The task: Without the images, output each record below as it stands.

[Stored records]
++++++++++

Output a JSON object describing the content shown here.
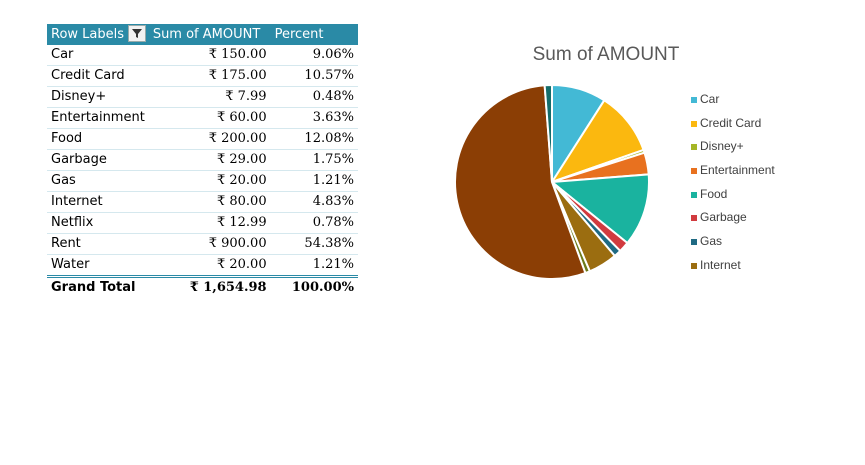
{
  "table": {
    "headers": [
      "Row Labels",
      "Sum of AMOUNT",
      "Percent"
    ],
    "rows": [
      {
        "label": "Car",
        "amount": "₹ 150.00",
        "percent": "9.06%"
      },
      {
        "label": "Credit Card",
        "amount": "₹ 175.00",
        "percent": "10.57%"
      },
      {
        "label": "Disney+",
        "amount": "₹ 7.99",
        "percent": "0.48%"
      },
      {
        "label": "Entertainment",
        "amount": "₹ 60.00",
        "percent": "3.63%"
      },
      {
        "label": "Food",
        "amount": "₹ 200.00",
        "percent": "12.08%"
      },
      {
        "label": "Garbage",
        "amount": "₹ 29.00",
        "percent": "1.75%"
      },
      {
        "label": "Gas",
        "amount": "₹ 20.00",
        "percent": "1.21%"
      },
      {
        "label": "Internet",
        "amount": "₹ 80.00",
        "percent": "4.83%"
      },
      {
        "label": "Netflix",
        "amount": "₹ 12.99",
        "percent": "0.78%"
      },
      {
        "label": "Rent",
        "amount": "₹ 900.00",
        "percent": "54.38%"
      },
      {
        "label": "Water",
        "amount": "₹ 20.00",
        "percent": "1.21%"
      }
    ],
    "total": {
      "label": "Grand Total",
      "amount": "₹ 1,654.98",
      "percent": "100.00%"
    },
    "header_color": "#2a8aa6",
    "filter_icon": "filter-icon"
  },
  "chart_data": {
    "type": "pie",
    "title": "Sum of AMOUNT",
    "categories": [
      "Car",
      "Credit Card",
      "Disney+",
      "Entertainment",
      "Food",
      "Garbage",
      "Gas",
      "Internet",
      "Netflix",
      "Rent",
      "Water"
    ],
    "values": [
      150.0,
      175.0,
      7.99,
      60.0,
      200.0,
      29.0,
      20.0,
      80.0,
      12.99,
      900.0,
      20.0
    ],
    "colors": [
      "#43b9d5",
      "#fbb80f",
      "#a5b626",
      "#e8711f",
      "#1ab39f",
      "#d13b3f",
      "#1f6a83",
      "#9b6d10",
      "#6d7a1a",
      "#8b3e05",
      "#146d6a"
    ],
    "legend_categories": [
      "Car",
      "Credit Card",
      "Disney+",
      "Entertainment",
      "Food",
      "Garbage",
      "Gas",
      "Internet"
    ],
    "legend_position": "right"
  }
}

++++++++++

Task solution:
Output a JSON object describing the content shown here.
{
  "table": {
    "headers": [
      "Row Labels",
      "Sum of AMOUNT",
      "Percent"
    ],
    "rows": [
      {
        "label": "Car",
        "amount": "₹ 150.00",
        "percent": "9.06%"
      },
      {
        "label": "Credit Card",
        "amount": "₹ 175.00",
        "percent": "10.57%"
      },
      {
        "label": "Disney+",
        "amount": "₹ 7.99",
        "percent": "0.48%"
      },
      {
        "label": "Entertainment",
        "amount": "₹ 60.00",
        "percent": "3.63%"
      },
      {
        "label": "Food",
        "amount": "₹ 200.00",
        "percent": "12.08%"
      },
      {
        "label": "Garbage",
        "amount": "₹ 29.00",
        "percent": "1.75%"
      },
      {
        "label": "Gas",
        "amount": "₹ 20.00",
        "percent": "1.21%"
      },
      {
        "label": "Internet",
        "amount": "₹ 80.00",
        "percent": "4.83%"
      },
      {
        "label": "Netflix",
        "amount": "₹ 12.99",
        "percent": "0.78%"
      },
      {
        "label": "Rent",
        "amount": "₹ 900.00",
        "percent": "54.38%"
      },
      {
        "label": "Water",
        "amount": "₹ 20.00",
        "percent": "1.21%"
      }
    ],
    "total": {
      "label": "Grand Total",
      "amount": "₹ 1,654.98",
      "percent": "100.00%"
    },
    "header_color": "#2a8aa6",
    "filter_icon": "filter-icon"
  },
  "chart_data": {
    "type": "pie",
    "title": "Sum of AMOUNT",
    "categories": [
      "Car",
      "Credit Card",
      "Disney+",
      "Entertainment",
      "Food",
      "Garbage",
      "Gas",
      "Internet",
      "Netflix",
      "Rent",
      "Water"
    ],
    "values": [
      150.0,
      175.0,
      7.99,
      60.0,
      200.0,
      29.0,
      20.0,
      80.0,
      12.99,
      900.0,
      20.0
    ],
    "colors": [
      "#43b9d5",
      "#fbb80f",
      "#a5b626",
      "#e8711f",
      "#1ab39f",
      "#d13b3f",
      "#1f6a83",
      "#9b6d10",
      "#6d7a1a",
      "#8b3e05",
      "#146d6a"
    ],
    "legend_categories": [
      "Car",
      "Credit Card",
      "Disney+",
      "Entertainment",
      "Food",
      "Garbage",
      "Gas",
      "Internet"
    ],
    "legend_position": "right"
  }
}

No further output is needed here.